Stored dataset items:
---*---
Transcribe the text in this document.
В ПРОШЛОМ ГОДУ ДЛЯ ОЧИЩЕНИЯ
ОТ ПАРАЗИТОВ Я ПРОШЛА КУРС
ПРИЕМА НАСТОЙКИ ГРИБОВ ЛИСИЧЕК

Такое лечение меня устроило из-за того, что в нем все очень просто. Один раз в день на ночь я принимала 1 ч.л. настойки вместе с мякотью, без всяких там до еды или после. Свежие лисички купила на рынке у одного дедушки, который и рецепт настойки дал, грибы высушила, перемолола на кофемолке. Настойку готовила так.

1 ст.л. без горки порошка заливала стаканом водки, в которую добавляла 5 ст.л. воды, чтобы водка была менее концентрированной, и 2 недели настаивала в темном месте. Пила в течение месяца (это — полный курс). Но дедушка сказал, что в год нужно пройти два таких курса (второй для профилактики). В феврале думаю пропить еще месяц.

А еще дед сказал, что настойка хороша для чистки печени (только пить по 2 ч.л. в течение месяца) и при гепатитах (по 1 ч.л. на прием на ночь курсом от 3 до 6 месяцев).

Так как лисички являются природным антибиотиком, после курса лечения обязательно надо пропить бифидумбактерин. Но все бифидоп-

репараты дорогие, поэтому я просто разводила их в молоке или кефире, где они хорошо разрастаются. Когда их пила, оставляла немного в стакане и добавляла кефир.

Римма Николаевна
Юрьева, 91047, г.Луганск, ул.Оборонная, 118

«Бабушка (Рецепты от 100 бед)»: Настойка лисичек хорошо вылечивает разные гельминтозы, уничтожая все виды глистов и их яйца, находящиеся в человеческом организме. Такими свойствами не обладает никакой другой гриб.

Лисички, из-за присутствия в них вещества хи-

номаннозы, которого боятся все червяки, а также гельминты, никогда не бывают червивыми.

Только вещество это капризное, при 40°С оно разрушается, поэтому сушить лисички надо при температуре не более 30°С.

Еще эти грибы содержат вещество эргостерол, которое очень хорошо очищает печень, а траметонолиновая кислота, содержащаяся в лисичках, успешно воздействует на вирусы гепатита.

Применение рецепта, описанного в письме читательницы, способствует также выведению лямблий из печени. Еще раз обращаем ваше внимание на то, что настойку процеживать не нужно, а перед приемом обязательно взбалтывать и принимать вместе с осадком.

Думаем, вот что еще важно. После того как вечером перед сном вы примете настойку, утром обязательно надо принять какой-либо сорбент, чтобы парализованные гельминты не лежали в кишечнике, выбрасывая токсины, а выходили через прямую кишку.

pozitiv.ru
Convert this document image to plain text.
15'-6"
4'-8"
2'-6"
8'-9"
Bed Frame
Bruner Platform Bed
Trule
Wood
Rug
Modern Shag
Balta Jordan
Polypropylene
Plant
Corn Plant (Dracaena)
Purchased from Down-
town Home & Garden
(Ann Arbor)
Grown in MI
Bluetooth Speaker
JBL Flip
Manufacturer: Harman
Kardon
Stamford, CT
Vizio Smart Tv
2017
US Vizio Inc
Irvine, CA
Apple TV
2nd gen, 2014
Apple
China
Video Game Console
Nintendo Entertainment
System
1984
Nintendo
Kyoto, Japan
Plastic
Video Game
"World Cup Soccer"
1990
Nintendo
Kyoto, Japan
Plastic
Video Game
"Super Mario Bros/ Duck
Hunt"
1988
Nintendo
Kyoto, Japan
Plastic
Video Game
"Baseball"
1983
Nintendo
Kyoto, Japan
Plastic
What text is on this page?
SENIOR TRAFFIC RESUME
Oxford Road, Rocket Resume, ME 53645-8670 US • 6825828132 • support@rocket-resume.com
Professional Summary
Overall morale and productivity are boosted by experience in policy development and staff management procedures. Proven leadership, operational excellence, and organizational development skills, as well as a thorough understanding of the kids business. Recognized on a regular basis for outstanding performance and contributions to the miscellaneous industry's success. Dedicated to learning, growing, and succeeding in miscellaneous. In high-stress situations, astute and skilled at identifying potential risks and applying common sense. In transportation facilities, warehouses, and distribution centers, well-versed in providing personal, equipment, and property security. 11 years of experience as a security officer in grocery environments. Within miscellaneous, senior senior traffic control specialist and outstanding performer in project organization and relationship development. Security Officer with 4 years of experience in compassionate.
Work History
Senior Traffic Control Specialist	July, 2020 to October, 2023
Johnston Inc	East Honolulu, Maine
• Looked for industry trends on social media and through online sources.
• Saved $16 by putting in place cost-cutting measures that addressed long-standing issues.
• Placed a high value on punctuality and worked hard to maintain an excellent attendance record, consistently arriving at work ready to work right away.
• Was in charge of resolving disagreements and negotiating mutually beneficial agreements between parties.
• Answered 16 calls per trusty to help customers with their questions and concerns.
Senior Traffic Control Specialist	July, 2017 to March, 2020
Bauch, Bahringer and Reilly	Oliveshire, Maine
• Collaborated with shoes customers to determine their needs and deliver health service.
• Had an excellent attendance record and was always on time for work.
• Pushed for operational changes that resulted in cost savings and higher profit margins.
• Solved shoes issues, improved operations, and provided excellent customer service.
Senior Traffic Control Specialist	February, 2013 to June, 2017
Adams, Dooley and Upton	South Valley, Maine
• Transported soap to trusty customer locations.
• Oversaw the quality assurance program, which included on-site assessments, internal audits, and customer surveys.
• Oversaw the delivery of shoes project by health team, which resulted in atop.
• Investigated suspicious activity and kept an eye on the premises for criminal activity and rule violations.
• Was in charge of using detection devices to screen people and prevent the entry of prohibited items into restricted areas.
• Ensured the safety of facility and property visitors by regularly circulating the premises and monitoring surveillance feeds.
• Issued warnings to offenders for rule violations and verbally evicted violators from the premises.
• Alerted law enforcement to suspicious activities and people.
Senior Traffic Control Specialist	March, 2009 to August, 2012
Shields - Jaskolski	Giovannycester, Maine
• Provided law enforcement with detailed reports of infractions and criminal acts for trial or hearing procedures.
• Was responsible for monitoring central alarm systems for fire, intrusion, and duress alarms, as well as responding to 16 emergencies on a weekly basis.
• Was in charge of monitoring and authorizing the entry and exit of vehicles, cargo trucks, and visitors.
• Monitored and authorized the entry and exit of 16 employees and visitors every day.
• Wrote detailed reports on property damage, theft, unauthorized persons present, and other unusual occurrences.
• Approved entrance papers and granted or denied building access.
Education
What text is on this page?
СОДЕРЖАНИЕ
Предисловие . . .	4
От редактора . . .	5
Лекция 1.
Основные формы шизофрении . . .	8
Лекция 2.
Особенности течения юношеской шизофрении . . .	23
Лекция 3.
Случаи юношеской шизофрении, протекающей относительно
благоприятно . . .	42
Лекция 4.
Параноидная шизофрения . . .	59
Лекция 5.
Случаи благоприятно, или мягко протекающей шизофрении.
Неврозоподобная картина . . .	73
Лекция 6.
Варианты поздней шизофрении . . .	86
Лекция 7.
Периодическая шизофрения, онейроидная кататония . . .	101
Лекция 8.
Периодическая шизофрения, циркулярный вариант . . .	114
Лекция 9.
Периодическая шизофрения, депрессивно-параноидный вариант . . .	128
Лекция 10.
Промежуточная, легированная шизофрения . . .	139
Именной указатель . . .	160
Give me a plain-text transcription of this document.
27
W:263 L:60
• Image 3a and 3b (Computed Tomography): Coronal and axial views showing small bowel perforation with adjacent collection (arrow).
---*---
Directions
Please repeat the listing above in full and exactly.

Exercise solution
Transcribe the text in this document.
В ПРОШЛОМ ГОДУ ДЛЯ ОЧИЩЕНИЯ
ОТ ПАРАЗИТОВ Я ПРОШЛА КУРС
ПРИЕМА НАСТОЙКИ ГРИБОВ ЛИСИЧЕК

Такое лечение меня устроило из-за того, что в нем все очень просто. Один раз в день на ночь я принимала 1 ч.л. настойки вместе с мякотью, без всяких там до еды или после. Свежие лисички купила на рынке у одного дедушки, который и рецепт настойки дал, грибы высушила, перемолола на кофемолке. Настойку готовила так.

1 ст.л. без горки порошка заливала стаканом водки, в которую добавляла 5 ст.л. воды, чтобы водка была менее концентрированной, и 2 недели настаивала в темном месте. Пила в течение месяца (это — полный курс). Но дедушка сказал, что в год нужно пройти два таких курса (второй для профилактики). В феврале думаю пропить еще месяц.

А еще дед сказал, что настойка хороша для чистки печени (только пить по 2 ч.л. в течение месяца) и при гепатитах (по 1 ч.л. на прием на ночь курсом от 3 до 6 месяцев).

Так как лисички являются природным антибиотиком, после курса лечения обязательно надо пропить бифидумбактерин. Но все бифидоп-

репараты дорогие, поэтому я просто разводила их в молоке или кефире, где они хорошо разрастаются. Когда их пила, оставляла немного в стакане и добавляла кефир.

Римма Николаевна
Юрьева, 91047, г.Луганск, ул.Оборонная, 118

«Бабушка (Рецепты от 100 бед)»: Настойка лисичек хорошо вылечивает разные гельминтозы, уничтожая все виды глистов и их яйца, находящиеся в человеческом организме. Такими свойствами не обладает никакой другой гриб.

Лисички, из-за присутствия в них вещества хи-

номаннозы, которого боятся все червяки, а также гельминты, никогда не бывают червивыми.

Только вещество это капризное, при 40°С оно разрушается, поэтому сушить лисички надо при температуре не более 30°С.

Еще эти грибы содержат вещество эргостерол, которое очень хорошо очищает печень, а траметонолиновая кислота, содержащаяся в лисичках, успешно воздействует на вирусы гепатита.

Применение рецепта, описанного в письме читательницы, способствует также выведению лямблий из печени. Еще раз обращаем ваше внимание на то, что настойку процеживать не нужно, а перед приемом обязательно взбалтывать и принимать вместе с осадком.

Думаем, вот что еще важно. После того как вечером перед сном вы примете настойку, утром обязательно надо принять какой-либо сорбент, чтобы парализованные гельминты не лежали в кишечнике, выбрасывая токсины, а выходили через прямую кишку.

pozitiv.ru
Convert this document image to plain text.
15'-6"
4'-8"
2'-6"
8'-9"
Bed Frame
Bruner Platform Bed
Trule
Wood
Rug
Modern Shag
Balta Jordan
Polypropylene
Plant
Corn Plant (Dracaena)
Purchased from Down-
town Home & Garden
(Ann Arbor)
Grown in MI
Bluetooth Speaker
JBL Flip
Manufacturer: Harman
Kardon
Stamford, CT
Vizio Smart Tv
2017
US Vizio Inc
Irvine, CA
Apple TV
2nd gen, 2014
Apple
China
Video Game Console
Nintendo Entertainment
System
1984
Nintendo
Kyoto, Japan
Plastic
Video Game
"World Cup Soccer"
1990
Nintendo
Kyoto, Japan
Plastic
Video Game
"Super Mario Bros/ Duck
Hunt"
1988
Nintendo
Kyoto, Japan
Plastic
Video Game
"Baseball"
1983
Nintendo
Kyoto, Japan
Plastic
What text is on this page?
SENIOR TRAFFIC RESUME
Oxford Road, Rocket Resume, ME 53645-8670 US • 6825828132 • support@rocket-resume.com
Professional Summary
Overall morale and productivity are boosted by experience in policy development and staff management procedures. Proven leadership, operational excellence, and organizational development skills, as well as a thorough understanding of the kids business. Recognized on a regular basis for outstanding performance and contributions to the miscellaneous industry's success. Dedicated to learning, growing, and succeeding in miscellaneous. In high-stress situations, astute and skilled at identifying potential risks and applying common sense. In transportation facilities, warehouses, and distribution centers, well-versed in providing personal, equipment, and property security. 11 years of experience as a security officer in grocery environments. Within miscellaneous, senior senior traffic control specialist and outstanding performer in project organization and relationship development. Security Officer with 4 years of experience in compassionate.
Work History
Senior Traffic Control Specialist	July, 2020 to October, 2023
Johnston Inc	East Honolulu, Maine
• Looked for industry trends on social media and through online sources.
• Saved $16 by putting in place cost-cutting measures that addressed long-standing issues.
• Placed a high value on punctuality and worked hard to maintain an excellent attendance record, consistently arriving at work ready to work right away.
• Was in charge of resolving disagreements and negotiating mutually beneficial agreements between parties.
• Answered 16 calls per trusty to help customers with their questions and concerns.
Senior Traffic Control Specialist	July, 2017 to March, 2020
Bauch, Bahringer and Reilly	Oliveshire, Maine
• Collaborated with shoes customers to determine their needs and deliver health service.
• Had an excellent attendance record and was always on time for work.
• Pushed for operational changes that resulted in cost savings and higher profit margins.
• Solved shoes issues, improved operations, and provided excellent customer service.
Senior Traffic Control Specialist	February, 2013 to June, 2017
Adams, Dooley and Upton	South Valley, Maine
• Transported soap to trusty customer locations.
• Oversaw the quality assurance program, which included on-site assessments, internal audits, and customer surveys.
• Oversaw the delivery of shoes project by health team, which resulted in atop.
• Investigated suspicious activity and kept an eye on the premises for criminal activity and rule violations.
• Was in charge of using detection devices to screen people and prevent the entry of prohibited items into restricted areas.
• Ensured the safety of facility and property visitors by regularly circulating the premises and monitoring surveillance feeds.
• Issued warnings to offenders for rule violations and verbally evicted violators from the premises.
• Alerted law enforcement to suspicious activities and people.
Senior Traffic Control Specialist	March, 2009 to August, 2012
Shields - Jaskolski	Giovannycester, Maine
• Provided law enforcement with detailed reports of infractions and criminal acts for trial or hearing procedures.
• Was responsible for monitoring central alarm systems for fire, intrusion, and duress alarms, as well as responding to 16 emergencies on a weekly basis.
• Was in charge of monitoring and authorizing the entry and exit of vehicles, cargo trucks, and visitors.
• Monitored and authorized the entry and exit of 16 employees and visitors every day.
• Wrote detailed reports on property damage, theft, unauthorized persons present, and other unusual occurrences.
• Approved entrance papers and granted or denied building access.
Education
What text is on this page?
СОДЕРЖАНИЕ
Предисловие . . .	4
От редактора . . .	5
Лекция 1.
Основные формы шизофрении . . .	8
Лекция 2.
Особенности течения юношеской шизофрении . . .	23
Лекция 3.
Случаи юношеской шизофрении, протекающей относительно
благоприятно . . .	42
Лекция 4.
Параноидная шизофрения . . .	59
Лекция 5.
Случаи благоприятно, или мягко протекающей шизофрении.
Неврозоподобная картина . . .	73
Лекция 6.
Варианты поздней шизофрении . . .	86
Лекция 7.
Периодическая шизофрения, онейроидная кататония . . .	101
Лекция 8.
Периодическая шизофрения, циркулярный вариант . . .	114
Лекция 9.
Периодическая шизофрения, депрессивно-параноидный вариант . . .	128
Лекция 10.
Промежуточная, легированная шизофрения . . .	139
Именной указатель . . .	160
Give me a plain-text transcription of this document.
27
W:263 L:60
• Image 3a and 3b (Computed Tomography): Coronal and axial views showing small bowel perforation with adjacent collection (arrow).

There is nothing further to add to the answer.